TASK DIRECTIONS:
Filter this material down to the lines that hold "document", copying each one.

PROVIDED ENTRIES:

• • • • • • •

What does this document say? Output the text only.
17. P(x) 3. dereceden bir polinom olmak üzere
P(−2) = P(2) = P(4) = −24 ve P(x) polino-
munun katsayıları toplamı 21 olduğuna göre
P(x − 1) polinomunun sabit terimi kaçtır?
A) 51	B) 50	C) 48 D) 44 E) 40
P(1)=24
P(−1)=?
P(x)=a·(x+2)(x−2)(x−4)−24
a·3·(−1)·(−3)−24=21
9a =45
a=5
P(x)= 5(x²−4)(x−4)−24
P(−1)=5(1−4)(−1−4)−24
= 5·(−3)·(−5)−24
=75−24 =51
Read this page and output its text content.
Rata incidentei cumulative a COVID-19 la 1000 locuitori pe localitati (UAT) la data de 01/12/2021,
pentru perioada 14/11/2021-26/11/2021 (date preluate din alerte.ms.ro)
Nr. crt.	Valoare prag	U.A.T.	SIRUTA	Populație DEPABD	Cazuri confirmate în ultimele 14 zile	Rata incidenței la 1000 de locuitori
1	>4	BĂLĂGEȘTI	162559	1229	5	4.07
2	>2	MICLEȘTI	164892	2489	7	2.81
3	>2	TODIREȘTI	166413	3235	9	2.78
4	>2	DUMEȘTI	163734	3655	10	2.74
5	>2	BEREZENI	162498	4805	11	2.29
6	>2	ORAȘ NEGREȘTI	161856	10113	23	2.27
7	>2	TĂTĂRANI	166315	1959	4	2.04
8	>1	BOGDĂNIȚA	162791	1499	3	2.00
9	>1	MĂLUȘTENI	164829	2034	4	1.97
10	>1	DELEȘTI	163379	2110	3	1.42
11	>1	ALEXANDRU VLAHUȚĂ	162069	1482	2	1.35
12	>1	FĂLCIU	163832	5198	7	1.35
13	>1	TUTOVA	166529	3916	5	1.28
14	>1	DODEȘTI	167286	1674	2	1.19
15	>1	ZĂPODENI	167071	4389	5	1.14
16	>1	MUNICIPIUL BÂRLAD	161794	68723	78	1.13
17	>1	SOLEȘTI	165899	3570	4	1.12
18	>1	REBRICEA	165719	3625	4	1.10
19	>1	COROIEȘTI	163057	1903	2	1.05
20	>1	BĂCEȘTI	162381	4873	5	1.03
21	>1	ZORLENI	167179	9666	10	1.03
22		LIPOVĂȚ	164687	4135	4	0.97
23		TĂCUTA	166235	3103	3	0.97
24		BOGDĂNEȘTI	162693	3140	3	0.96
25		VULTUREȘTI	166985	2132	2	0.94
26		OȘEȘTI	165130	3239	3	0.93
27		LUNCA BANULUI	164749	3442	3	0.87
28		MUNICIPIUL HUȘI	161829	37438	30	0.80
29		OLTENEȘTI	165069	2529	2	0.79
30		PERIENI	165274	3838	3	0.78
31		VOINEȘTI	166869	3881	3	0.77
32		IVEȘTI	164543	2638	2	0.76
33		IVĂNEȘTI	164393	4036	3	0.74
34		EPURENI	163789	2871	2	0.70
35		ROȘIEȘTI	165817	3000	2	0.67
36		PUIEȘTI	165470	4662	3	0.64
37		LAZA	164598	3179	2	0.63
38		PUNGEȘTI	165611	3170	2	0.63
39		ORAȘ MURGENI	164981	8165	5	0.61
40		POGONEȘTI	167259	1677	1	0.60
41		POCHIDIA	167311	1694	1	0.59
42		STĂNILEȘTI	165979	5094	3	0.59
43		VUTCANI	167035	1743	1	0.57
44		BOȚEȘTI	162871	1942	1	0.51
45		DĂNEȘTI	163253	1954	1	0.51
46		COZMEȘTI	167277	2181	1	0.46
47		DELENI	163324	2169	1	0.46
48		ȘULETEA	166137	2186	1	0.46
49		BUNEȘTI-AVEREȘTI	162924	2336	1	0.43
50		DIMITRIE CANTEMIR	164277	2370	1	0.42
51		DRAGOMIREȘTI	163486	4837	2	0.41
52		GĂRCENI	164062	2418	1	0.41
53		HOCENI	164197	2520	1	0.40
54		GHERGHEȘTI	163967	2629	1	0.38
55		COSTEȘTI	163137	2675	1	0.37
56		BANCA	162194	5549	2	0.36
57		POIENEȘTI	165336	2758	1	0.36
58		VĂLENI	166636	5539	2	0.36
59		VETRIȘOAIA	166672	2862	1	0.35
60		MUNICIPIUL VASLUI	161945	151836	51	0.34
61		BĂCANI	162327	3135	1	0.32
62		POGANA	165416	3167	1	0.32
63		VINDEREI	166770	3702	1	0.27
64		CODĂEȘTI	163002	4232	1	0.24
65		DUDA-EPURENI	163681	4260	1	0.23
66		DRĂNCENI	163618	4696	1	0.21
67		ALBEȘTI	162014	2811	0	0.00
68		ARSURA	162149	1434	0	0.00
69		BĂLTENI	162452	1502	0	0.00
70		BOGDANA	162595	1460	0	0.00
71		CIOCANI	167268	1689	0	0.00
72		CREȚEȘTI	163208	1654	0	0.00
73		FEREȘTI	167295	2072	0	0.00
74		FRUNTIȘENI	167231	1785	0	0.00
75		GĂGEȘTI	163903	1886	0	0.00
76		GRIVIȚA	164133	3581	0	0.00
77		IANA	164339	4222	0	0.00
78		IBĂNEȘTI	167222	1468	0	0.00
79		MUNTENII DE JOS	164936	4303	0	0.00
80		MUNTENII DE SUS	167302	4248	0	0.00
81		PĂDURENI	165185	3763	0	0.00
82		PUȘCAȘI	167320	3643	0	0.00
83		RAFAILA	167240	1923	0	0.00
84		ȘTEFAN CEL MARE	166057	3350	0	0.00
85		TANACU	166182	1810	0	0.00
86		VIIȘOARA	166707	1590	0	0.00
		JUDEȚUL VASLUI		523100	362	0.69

• • • • • • •

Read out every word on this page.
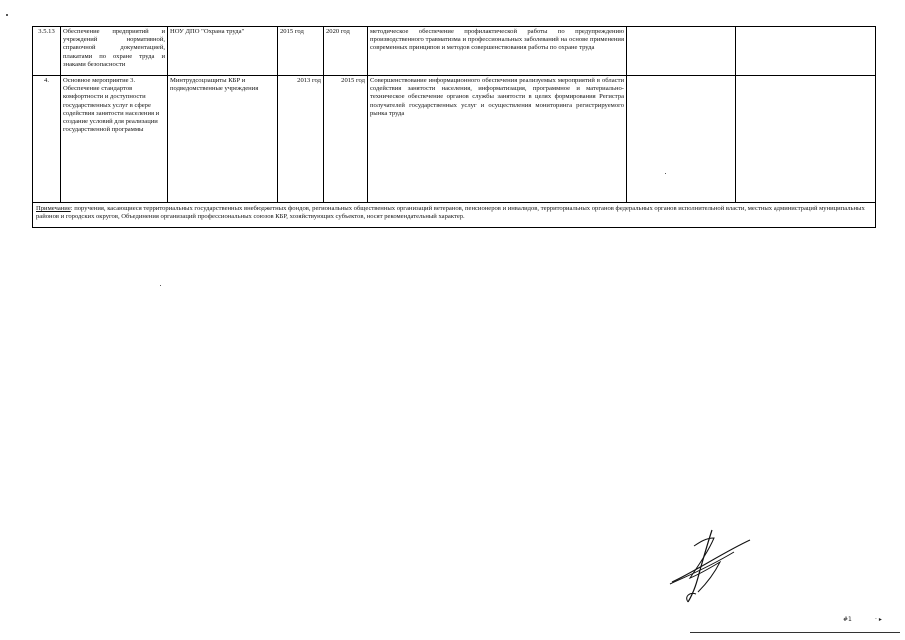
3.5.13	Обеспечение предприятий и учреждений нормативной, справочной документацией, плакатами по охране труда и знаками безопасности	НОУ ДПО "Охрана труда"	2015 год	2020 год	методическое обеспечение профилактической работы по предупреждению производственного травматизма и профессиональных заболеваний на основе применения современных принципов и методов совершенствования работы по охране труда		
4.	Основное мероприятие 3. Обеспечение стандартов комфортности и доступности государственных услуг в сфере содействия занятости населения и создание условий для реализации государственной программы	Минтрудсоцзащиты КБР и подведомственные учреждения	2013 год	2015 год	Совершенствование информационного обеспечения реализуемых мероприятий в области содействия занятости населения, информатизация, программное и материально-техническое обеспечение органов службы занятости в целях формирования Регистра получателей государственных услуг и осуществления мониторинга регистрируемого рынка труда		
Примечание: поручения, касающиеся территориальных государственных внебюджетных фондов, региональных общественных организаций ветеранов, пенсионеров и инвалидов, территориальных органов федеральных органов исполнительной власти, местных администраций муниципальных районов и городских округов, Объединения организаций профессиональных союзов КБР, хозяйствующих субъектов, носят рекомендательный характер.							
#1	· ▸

• • • • • • •

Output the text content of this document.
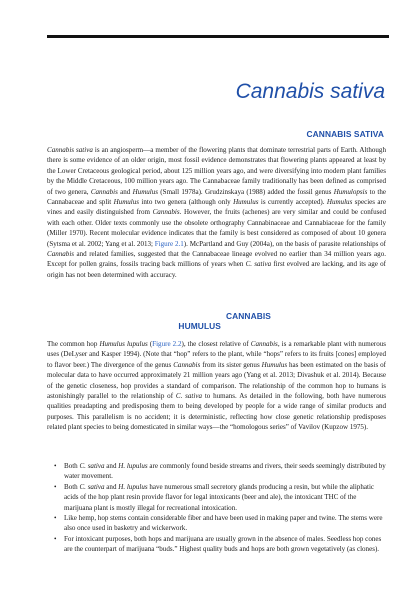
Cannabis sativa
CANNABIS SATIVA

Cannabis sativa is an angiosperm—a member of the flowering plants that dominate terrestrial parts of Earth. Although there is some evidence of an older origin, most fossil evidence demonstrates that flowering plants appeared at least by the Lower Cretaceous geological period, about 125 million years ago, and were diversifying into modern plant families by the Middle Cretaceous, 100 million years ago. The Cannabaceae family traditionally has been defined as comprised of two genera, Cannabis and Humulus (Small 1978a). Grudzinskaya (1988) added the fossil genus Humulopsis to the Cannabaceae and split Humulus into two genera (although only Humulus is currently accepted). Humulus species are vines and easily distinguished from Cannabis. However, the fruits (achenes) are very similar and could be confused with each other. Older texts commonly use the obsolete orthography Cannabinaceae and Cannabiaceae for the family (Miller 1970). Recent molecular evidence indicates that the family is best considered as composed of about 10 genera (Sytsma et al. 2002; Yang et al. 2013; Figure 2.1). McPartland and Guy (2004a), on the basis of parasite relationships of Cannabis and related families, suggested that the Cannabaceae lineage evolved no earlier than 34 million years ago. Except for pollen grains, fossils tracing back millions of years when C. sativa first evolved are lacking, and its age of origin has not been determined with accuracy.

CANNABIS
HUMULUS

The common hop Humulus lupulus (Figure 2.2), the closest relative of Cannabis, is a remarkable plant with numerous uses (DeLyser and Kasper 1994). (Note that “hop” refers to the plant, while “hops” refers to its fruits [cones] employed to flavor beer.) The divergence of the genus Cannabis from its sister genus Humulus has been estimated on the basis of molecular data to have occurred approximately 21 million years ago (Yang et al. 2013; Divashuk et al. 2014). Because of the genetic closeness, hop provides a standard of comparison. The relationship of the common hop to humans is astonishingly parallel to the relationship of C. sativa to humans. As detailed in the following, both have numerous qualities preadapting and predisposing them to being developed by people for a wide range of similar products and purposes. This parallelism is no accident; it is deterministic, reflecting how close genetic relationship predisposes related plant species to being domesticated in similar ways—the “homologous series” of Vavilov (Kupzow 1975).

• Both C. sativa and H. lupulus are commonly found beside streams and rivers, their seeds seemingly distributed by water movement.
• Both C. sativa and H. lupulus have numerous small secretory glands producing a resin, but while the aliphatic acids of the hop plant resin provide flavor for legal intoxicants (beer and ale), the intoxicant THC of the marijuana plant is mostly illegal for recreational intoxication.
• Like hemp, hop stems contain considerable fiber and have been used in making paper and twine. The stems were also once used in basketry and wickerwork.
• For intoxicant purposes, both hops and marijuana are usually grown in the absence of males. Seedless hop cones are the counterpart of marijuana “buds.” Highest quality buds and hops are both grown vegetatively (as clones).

• • • • • • •

EXERCISE RESPONSE:
What does this document say? Output the text only.
Output the text content of this document.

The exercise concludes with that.